== AVAILABLE DATA ==
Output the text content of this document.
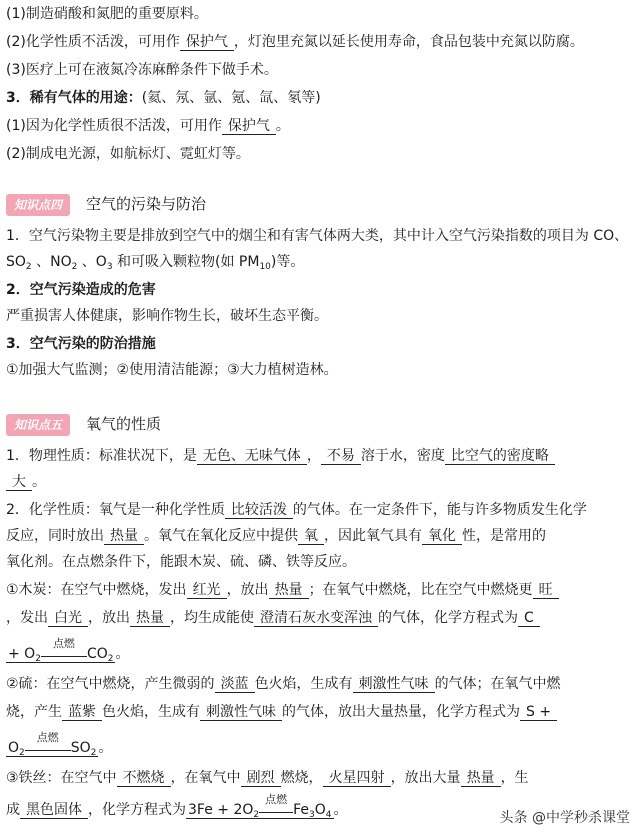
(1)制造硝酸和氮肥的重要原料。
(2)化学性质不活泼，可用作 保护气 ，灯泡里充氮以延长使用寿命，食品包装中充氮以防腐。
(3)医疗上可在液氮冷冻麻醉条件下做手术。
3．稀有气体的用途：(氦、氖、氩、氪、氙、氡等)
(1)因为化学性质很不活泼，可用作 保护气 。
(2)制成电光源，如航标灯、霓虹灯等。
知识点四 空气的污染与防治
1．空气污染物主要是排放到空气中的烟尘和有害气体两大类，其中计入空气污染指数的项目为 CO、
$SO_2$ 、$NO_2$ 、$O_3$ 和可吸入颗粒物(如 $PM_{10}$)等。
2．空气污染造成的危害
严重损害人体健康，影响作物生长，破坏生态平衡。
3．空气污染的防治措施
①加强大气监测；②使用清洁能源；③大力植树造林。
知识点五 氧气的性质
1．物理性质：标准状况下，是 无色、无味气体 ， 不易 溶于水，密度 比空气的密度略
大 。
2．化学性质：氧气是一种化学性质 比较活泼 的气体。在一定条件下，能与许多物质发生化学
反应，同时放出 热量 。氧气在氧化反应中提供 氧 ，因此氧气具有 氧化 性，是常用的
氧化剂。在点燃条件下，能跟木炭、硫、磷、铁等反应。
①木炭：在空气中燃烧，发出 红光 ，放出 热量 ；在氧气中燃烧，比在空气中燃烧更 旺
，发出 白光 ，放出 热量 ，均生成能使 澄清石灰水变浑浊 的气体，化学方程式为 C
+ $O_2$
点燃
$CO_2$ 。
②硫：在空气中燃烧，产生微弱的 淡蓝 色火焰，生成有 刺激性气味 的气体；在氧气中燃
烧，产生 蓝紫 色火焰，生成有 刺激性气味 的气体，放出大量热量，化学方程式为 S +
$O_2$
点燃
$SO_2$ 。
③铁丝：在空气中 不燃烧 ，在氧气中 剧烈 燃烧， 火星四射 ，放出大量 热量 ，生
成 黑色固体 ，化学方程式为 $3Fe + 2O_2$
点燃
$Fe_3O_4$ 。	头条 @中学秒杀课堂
===
== AVAILABLE DATA ==
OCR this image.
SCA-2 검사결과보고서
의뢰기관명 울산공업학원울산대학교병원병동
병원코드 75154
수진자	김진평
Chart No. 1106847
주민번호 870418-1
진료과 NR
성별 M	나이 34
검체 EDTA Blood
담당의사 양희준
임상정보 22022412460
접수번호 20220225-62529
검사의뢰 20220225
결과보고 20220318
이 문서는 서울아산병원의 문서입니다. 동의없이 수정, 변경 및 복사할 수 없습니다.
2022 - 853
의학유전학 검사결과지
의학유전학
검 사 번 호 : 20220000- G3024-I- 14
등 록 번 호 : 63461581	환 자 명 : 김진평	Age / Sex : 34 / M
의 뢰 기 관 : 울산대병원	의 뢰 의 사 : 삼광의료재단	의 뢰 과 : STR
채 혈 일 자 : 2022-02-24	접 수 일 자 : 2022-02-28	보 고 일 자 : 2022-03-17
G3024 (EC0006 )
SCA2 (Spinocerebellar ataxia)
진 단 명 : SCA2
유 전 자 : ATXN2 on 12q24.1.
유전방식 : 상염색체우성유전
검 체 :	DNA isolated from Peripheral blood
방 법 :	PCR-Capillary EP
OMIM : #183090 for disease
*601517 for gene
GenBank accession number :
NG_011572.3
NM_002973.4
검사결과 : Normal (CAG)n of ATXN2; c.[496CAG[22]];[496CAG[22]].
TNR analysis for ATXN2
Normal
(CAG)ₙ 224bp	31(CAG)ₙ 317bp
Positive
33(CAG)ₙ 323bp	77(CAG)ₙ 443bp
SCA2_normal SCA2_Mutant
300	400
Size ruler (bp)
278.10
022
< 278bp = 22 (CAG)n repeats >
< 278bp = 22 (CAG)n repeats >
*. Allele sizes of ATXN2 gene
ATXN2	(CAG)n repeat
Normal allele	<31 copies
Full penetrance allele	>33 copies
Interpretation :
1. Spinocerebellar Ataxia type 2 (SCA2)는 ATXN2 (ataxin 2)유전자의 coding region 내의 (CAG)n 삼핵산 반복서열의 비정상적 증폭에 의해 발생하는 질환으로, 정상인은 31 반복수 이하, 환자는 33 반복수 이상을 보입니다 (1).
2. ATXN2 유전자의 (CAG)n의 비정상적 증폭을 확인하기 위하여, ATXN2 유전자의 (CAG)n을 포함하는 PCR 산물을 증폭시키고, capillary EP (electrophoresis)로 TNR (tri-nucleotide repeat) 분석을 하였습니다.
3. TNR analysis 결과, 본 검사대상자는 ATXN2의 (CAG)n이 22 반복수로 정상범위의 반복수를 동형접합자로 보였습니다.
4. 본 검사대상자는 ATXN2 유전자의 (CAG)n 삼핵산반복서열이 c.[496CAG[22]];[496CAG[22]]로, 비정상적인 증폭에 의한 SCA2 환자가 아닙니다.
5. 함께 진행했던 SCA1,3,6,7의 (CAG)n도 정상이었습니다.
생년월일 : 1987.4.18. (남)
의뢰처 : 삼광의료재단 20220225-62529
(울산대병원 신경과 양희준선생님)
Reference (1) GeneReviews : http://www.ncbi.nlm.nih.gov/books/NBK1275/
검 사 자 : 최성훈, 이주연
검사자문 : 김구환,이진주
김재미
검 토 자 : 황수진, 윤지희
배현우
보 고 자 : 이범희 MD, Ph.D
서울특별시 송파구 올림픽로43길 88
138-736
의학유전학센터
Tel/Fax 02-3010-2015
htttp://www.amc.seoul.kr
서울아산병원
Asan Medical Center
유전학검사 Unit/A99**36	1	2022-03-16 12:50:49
===
→ EXERCISE INSTRUCTIONS: Find every line holding the word "analysis"; give their count and nothing else.

→ EXERCISE SOLUTION: 2